*Task brief*:
Repeat the entire listing exactly.

*Available records*:

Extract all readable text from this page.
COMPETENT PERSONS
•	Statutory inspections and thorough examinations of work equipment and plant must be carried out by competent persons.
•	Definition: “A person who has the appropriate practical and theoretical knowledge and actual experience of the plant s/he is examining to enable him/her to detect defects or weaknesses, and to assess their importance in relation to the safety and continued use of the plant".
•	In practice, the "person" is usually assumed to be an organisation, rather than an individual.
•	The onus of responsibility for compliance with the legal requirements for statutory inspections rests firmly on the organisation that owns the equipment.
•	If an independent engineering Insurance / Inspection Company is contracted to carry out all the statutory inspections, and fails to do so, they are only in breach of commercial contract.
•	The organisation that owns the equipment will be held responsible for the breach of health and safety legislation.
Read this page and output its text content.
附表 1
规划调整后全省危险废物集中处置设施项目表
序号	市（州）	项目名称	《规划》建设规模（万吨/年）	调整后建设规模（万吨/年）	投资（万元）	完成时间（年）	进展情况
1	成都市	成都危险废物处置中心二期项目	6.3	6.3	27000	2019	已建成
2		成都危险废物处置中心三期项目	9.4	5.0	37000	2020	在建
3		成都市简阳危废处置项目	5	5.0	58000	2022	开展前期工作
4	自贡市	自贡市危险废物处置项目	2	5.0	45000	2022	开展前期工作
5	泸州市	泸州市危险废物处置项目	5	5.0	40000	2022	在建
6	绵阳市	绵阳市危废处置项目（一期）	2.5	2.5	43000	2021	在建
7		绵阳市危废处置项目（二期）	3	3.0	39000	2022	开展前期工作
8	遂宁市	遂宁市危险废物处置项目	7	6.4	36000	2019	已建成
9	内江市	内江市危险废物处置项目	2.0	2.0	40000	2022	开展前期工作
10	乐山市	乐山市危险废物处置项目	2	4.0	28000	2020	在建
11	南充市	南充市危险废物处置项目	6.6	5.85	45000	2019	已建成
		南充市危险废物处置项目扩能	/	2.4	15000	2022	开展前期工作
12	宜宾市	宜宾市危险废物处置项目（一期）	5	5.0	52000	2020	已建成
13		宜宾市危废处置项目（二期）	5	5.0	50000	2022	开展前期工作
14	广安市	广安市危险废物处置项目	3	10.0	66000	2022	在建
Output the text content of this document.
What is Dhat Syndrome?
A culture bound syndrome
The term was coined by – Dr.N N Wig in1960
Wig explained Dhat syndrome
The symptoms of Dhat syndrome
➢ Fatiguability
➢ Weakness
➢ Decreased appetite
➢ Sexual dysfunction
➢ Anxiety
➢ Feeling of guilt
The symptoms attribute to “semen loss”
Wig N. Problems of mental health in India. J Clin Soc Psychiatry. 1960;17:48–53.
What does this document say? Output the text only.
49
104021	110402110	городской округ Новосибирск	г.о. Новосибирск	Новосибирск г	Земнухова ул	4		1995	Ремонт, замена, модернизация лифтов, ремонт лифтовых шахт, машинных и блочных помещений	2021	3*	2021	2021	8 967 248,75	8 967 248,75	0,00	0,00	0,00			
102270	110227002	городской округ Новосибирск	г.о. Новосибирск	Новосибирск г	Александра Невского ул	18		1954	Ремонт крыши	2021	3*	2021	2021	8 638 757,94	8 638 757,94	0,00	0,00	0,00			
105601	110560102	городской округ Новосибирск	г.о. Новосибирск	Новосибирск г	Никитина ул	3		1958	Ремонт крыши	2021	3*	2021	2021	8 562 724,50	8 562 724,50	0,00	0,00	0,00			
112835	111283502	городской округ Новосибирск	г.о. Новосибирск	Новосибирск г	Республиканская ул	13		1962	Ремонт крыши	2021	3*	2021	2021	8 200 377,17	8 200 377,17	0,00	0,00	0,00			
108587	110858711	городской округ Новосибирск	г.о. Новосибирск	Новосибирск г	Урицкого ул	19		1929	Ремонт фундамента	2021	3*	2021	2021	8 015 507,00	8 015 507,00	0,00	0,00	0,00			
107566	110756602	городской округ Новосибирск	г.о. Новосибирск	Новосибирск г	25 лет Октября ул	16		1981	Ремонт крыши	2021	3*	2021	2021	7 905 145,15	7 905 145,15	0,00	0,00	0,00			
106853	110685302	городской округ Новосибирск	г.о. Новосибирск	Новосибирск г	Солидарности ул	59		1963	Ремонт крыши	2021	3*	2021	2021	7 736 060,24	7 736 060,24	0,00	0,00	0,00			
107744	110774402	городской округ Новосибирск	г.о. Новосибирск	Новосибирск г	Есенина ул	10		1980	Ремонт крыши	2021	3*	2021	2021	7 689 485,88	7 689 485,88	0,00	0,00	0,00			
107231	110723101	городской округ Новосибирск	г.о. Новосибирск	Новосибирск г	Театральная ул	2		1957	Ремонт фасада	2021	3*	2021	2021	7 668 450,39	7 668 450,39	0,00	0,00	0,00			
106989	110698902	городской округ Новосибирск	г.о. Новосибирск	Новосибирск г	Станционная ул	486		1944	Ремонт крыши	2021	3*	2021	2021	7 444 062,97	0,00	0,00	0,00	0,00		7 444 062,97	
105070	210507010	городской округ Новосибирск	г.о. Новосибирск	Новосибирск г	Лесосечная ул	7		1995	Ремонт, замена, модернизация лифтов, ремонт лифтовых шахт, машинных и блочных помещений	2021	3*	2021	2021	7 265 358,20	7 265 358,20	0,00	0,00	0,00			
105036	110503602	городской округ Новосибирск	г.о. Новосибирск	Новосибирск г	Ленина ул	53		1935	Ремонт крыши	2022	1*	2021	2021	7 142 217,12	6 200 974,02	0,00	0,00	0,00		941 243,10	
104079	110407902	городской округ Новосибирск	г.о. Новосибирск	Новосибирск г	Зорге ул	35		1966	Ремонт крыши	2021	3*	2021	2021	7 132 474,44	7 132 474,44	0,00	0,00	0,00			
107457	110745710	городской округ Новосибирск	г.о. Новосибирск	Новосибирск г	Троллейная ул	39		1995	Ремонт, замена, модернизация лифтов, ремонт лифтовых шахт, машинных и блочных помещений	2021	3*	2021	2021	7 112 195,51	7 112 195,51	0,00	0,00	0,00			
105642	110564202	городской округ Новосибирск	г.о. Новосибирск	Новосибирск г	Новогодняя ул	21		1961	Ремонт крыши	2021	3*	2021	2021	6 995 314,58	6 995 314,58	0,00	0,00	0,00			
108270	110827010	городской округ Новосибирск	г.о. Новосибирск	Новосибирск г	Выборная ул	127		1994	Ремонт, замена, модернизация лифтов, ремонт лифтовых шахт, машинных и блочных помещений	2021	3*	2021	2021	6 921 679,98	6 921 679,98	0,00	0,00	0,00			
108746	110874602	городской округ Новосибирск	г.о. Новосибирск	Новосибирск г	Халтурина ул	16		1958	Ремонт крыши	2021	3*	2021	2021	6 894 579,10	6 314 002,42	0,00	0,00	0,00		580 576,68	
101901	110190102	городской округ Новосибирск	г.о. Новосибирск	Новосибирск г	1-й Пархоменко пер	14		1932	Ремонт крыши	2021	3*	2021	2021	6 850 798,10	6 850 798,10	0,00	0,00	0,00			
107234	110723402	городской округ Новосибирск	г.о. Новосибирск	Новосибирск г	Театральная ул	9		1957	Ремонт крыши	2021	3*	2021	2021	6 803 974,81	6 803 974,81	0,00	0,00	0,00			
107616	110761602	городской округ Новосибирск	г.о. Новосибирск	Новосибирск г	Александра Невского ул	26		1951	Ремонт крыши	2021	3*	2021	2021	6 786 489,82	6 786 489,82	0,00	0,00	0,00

*Solved exercise*:
Extract all readable text from this page.
COMPETENT PERSONS
•	Statutory inspections and thorough examinations of work equipment and plant must be carried out by competent persons.
•	Definition: “A person who has the appropriate practical and theoretical knowledge and actual experience of the plant s/he is examining to enable him/her to detect defects or weaknesses, and to assess their importance in relation to the safety and continued use of the plant".
•	In practice, the "person" is usually assumed to be an organisation, rather than an individual.
•	The onus of responsibility for compliance with the legal requirements for statutory inspections rests firmly on the organisation that owns the equipment.
•	If an independent engineering Insurance / Inspection Company is contracted to carry out all the statutory inspections, and fails to do so, they are only in breach of commercial contract.
•	The organisation that owns the equipment will be held responsible for the breach of health and safety legislation.
Read this page and output its text content.
附表 1
规划调整后全省危险废物集中处置设施项目表
序号	市（州）	项目名称	《规划》建设规模（万吨/年）	调整后建设规模（万吨/年）	投资（万元）	完成时间（年）	进展情况
1	成都市	成都危险废物处置中心二期项目	6.3	6.3	27000	2019	已建成
2		成都危险废物处置中心三期项目	9.4	5.0	37000	2020	在建
3		成都市简阳危废处置项目	5	5.0	58000	2022	开展前期工作
4	自贡市	自贡市危险废物处置项目	2	5.0	45000	2022	开展前期工作
5	泸州市	泸州市危险废物处置项目	5	5.0	40000	2022	在建
6	绵阳市	绵阳市危废处置项目（一期）	2.5	2.5	43000	2021	在建
7		绵阳市危废处置项目（二期）	3	3.0	39000	2022	开展前期工作
8	遂宁市	遂宁市危险废物处置项目	7	6.4	36000	2019	已建成
9	内江市	内江市危险废物处置项目	2.0	2.0	40000	2022	开展前期工作
10	乐山市	乐山市危险废物处置项目	2	4.0	28000	2020	在建
11	南充市	南充市危险废物处置项目	6.6	5.85	45000	2019	已建成
		南充市危险废物处置项目扩能	/	2.4	15000	2022	开展前期工作
12	宜宾市	宜宾市危险废物处置项目（一期）	5	5.0	52000	2020	已建成
13		宜宾市危废处置项目（二期）	5	5.0	50000	2022	开展前期工作
14	广安市	广安市危险废物处置项目	3	10.0	66000	2022	在建
Output the text content of this document.
What is Dhat Syndrome?
A culture bound syndrome
The term was coined by – Dr.N N Wig in1960
Wig explained Dhat syndrome
The symptoms of Dhat syndrome
➢ Fatiguability
➢ Weakness
➢ Decreased appetite
➢ Sexual dysfunction
➢ Anxiety
➢ Feeling of guilt
The symptoms attribute to “semen loss”
Wig N. Problems of mental health in India. J Clin Soc Psychiatry. 1960;17:48–53.
What does this document say? Output the text only.
49
104021	110402110	городской округ Новосибирск	г.о. Новосибирск	Новосибирск г	Земнухова ул	4		1995	Ремонт, замена, модернизация лифтов, ремонт лифтовых шахт, машинных и блочных помещений	2021	3*	2021	2021	8 967 248,75	8 967 248,75	0,00	0,00	0,00			
102270	110227002	городской округ Новосибирск	г.о. Новосибирск	Новосибирск г	Александра Невского ул	18		1954	Ремонт крыши	2021	3*	2021	2021	8 638 757,94	8 638 757,94	0,00	0,00	0,00			
105601	110560102	городской округ Новосибирск	г.о. Новосибирск	Новосибирск г	Никитина ул	3		1958	Ремонт крыши	2021	3*	2021	2021	8 562 724,50	8 562 724,50	0,00	0,00	0,00			
112835	111283502	городской округ Новосибирск	г.о. Новосибирск	Новосибирск г	Республиканская ул	13		1962	Ремонт крыши	2021	3*	2021	2021	8 200 377,17	8 200 377,17	0,00	0,00	0,00			
108587	110858711	городской округ Новосибирск	г.о. Новосибирск	Новосибирск г	Урицкого ул	19		1929	Ремонт фундамента	2021	3*	2021	2021	8 015 507,00	8 015 507,00	0,00	0,00	0,00			
107566	110756602	городской округ Новосибирск	г.о. Новосибирск	Новосибирск г	25 лет Октября ул	16		1981	Ремонт крыши	2021	3*	2021	2021	7 905 145,15	7 905 145,15	0,00	0,00	0,00			
106853	110685302	городской округ Новосибирск	г.о. Новосибирск	Новосибирск г	Солидарности ул	59		1963	Ремонт крыши	2021	3*	2021	2021	7 736 060,24	7 736 060,24	0,00	0,00	0,00			
107744	110774402	городской округ Новосибирск	г.о. Новосибирск	Новосибирск г	Есенина ул	10		1980	Ремонт крыши	2021	3*	2021	2021	7 689 485,88	7 689 485,88	0,00	0,00	0,00			
107231	110723101	городской округ Новосибирск	г.о. Новосибирск	Новосибирск г	Театральная ул	2		1957	Ремонт фасада	2021	3*	2021	2021	7 668 450,39	7 668 450,39	0,00	0,00	0,00			
106989	110698902	городской округ Новосибирск	г.о. Новосибирск	Новосибирск г	Станционная ул	486		1944	Ремонт крыши	2021	3*	2021	2021	7 444 062,97	0,00	0,00	0,00	0,00		7 444 062,97	
105070	210507010	городской округ Новосибирск	г.о. Новосибирск	Новосибирск г	Лесосечная ул	7		1995	Ремонт, замена, модернизация лифтов, ремонт лифтовых шахт, машинных и блочных помещений	2021	3*	2021	2021	7 265 358,20	7 265 358,20	0,00	0,00	0,00			
105036	110503602	городской округ Новосибирск	г.о. Новосибирск	Новосибирск г	Ленина ул	53		1935	Ремонт крыши	2022	1*	2021	2021	7 142 217,12	6 200 974,02	0,00	0,00	0,00		941 243,10	
104079	110407902	городской округ Новосибирск	г.о. Новосибирск	Новосибирск г	Зорге ул	35		1966	Ремонт крыши	2021	3*	2021	2021	7 132 474,44	7 132 474,44	0,00	0,00	0,00			
107457	110745710	городской округ Новосибирск	г.о. Новосибирск	Новосибирск г	Троллейная ул	39		1995	Ремонт, замена, модернизация лифтов, ремонт лифтовых шахт, машинных и блочных помещений	2021	3*	2021	2021	7 112 195,51	7 112 195,51	0,00	0,00	0,00			
105642	110564202	городской округ Новосибирск	г.о. Новосибирск	Новосибирск г	Новогодняя ул	21		1961	Ремонт крыши	2021	3*	2021	2021	6 995 314,58	6 995 314,58	0,00	0,00	0,00			
108270	110827010	городской округ Новосибирск	г.о. Новосибирск	Новосибирск г	Выборная ул	127		1994	Ремонт, замена, модернизация лифтов, ремонт лифтовых шахт, машинных и блочных помещений	2021	3*	2021	2021	6 921 679,98	6 921 679,98	0,00	0,00	0,00			
108746	110874602	городской округ Новосибирск	г.о. Новосибирск	Новосибирск г	Халтурина ул	16		1958	Ремонт крыши	2021	3*	2021	2021	6 894 579,10	6 314 002,42	0,00	0,00	0,00		580 576,68	
101901	110190102	городской округ Новосибирск	г.о. Новосибирск	Новосибирск г	1-й Пархоменко пер	14		1932	Ремонт крыши	2021	3*	2021	2021	6 850 798,10	6 850 798,10	0,00	0,00	0,00			
107234	110723402	городской округ Новосибирск	г.о. Новосибирск	Новосибирск г	Театральная ул	9		1957	Ремонт крыши	2021	3*	2021	2021	6 803 974,81	6 803 974,81	0,00	0,00	0,00			
107616	110761602	городской округ Новосибирск	г.о. Новосибирск	Новосибирск г	Александра Невского ул	26		1951	Ремонт крыши	2021	3*	2021	2021	6 786 489,82	6 786 489,82	0,00	0,00	0,00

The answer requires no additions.